→ Records for the task:
· · · · ·

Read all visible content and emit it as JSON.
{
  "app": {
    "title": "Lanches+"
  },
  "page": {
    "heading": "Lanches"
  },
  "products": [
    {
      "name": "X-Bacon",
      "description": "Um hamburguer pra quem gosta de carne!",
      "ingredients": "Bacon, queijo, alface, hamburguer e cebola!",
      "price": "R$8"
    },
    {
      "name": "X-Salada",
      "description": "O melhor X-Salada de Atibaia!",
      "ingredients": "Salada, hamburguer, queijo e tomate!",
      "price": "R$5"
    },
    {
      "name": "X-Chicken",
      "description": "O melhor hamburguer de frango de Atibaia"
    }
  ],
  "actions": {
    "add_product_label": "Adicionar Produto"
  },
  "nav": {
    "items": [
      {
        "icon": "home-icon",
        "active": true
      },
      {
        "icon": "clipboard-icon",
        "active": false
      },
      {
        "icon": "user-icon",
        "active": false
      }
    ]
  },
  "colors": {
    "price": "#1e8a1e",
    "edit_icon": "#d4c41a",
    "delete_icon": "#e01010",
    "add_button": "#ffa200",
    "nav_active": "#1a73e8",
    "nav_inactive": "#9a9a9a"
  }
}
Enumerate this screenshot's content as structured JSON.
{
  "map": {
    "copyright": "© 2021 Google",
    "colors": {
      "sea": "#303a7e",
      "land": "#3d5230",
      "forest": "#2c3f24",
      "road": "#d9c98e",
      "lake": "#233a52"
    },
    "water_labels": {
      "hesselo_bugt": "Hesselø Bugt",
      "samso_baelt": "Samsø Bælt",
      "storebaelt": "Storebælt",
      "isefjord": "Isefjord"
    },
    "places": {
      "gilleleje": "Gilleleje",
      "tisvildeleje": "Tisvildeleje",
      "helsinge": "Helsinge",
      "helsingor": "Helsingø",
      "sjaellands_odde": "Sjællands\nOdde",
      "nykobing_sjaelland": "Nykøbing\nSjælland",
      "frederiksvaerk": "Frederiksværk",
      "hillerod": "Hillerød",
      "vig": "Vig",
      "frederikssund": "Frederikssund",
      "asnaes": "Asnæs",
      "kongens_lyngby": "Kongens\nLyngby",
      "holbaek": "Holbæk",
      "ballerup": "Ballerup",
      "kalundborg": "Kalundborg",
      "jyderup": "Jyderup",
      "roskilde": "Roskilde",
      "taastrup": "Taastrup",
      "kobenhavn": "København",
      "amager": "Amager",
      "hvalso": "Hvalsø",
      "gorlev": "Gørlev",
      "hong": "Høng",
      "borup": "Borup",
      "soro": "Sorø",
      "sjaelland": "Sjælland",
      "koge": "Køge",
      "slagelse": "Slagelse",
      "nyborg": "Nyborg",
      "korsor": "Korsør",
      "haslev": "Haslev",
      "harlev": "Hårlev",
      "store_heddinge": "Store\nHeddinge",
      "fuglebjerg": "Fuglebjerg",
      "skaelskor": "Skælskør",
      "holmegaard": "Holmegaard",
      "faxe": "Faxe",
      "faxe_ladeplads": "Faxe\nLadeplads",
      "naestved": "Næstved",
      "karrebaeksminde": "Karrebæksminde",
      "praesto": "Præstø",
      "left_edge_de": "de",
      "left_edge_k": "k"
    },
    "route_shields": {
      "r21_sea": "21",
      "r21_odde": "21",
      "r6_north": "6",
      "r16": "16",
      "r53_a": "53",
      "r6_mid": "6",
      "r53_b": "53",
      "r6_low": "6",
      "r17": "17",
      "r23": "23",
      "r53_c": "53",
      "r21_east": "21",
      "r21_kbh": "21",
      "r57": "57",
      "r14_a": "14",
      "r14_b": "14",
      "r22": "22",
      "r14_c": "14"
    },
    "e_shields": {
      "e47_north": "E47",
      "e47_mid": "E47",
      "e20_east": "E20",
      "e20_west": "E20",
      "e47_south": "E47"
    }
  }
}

· · · · ·

→ Request:
Repeat the data precisely, reproducing every entry.

→ Result of this exercise:
Read all visible content and emit it as JSON.
{
  "app": {
    "title": "Lanches+"
  },
  "page": {
    "heading": "Lanches"
  },
  "products": [
    {
      "name": "X-Bacon",
      "description": "Um hamburguer pra quem gosta de carne!",
      "ingredients": "Bacon, queijo, alface, hamburguer e cebola!",
      "price": "R$8"
    },
    {
      "name": "X-Salada",
      "description": "O melhor X-Salada de Atibaia!",
      "ingredients": "Salada, hamburguer, queijo e tomate!",
      "price": "R$5"
    },
    {
      "name": "X-Chicken",
      "description": "O melhor hamburguer de frango de Atibaia"
    }
  ],
  "actions": {
    "add_product_label": "Adicionar Produto"
  },
  "nav": {
    "items": [
      {
        "icon": "home-icon",
        "active": true
      },
      {
        "icon": "clipboard-icon",
        "active": false
      },
      {
        "icon": "user-icon",
        "active": false
      }
    ]
  },
  "colors": {
    "price": "#1e8a1e",
    "edit_icon": "#d4c41a",
    "delete_icon": "#e01010",
    "add_button": "#ffa200",
    "nav_active": "#1a73e8",
    "nav_inactive": "#9a9a9a"
  }
}
Enumerate this screenshot's content as structured JSON.
{
  "map": {
    "copyright": "© 2021 Google",
    "colors": {
      "sea": "#303a7e",
      "land": "#3d5230",
      "forest": "#2c3f24",
      "road": "#d9c98e",
      "lake": "#233a52"
    },
    "water_labels": {
      "hesselo_bugt": "Hesselø Bugt",
      "samso_baelt": "Samsø Bælt",
      "storebaelt": "Storebælt",
      "isefjord": "Isefjord"
    },
    "places": {
      "gilleleje": "Gilleleje",
      "tisvildeleje": "Tisvildeleje",
      "helsinge": "Helsinge",
      "helsingor": "Helsingø",
      "sjaellands_odde": "Sjællands\nOdde",
      "nykobing_sjaelland": "Nykøbing\nSjælland",
      "frederiksvaerk": "Frederiksværk",
      "hillerod": "Hillerød",
      "vig": "Vig",
      "frederikssund": "Frederikssund",
      "asnaes": "Asnæs",
      "kongens_lyngby": "Kongens\nLyngby",
      "holbaek": "Holbæk",
      "ballerup": "Ballerup",
      "kalundborg": "Kalundborg",
      "jyderup": "Jyderup",
      "roskilde": "Roskilde",
      "taastrup": "Taastrup",
      "kobenhavn": "København",
      "amager": "Amager",
      "hvalso": "Hvalsø",
      "gorlev": "Gørlev",
      "hong": "Høng",
      "borup": "Borup",
      "soro": "Sorø",
      "sjaelland": "Sjælland",
      "koge": "Køge",
      "slagelse": "Slagelse",
      "nyborg": "Nyborg",
      "korsor": "Korsør",
      "haslev": "Haslev",
      "harlev": "Hårlev",
      "store_heddinge": "Store\nHeddinge",
      "fuglebjerg": "Fuglebjerg",
      "skaelskor": "Skælskør",
      "holmegaard": "Holmegaard",
      "faxe": "Faxe",
      "faxe_ladeplads": "Faxe\nLadeplads",
      "naestved": "Næstved",
      "karrebaeksminde": "Karrebæksminde",
      "praesto": "Præstø",
      "left_edge_de": "de",
      "left_edge_k": "k"
    },
    "route_shields": {
      "r21_sea": "21",
      "r21_odde": "21",
      "r6_north": "6",
      "r16": "16",
      "r53_a": "53",
      "r6_mid": "6",
      "r53_b": "53",
      "r6_low": "6",
      "r17": "17",
      "r23": "23",
      "r53_c": "53",
      "r21_east": "21",
      "r21_kbh": "21",
      "r57": "57",
      "r14_a": "14",
      "r14_b": "14",
      "r22": "22",
      "r14_c": "14"
    },
    "e_shields": {
      "e47_north": "E47",
      "e47_mid": "E47",
      "e20_east": "E20",
      "e20_west": "E20",
      "e47_south": "E47"
    }
  }
}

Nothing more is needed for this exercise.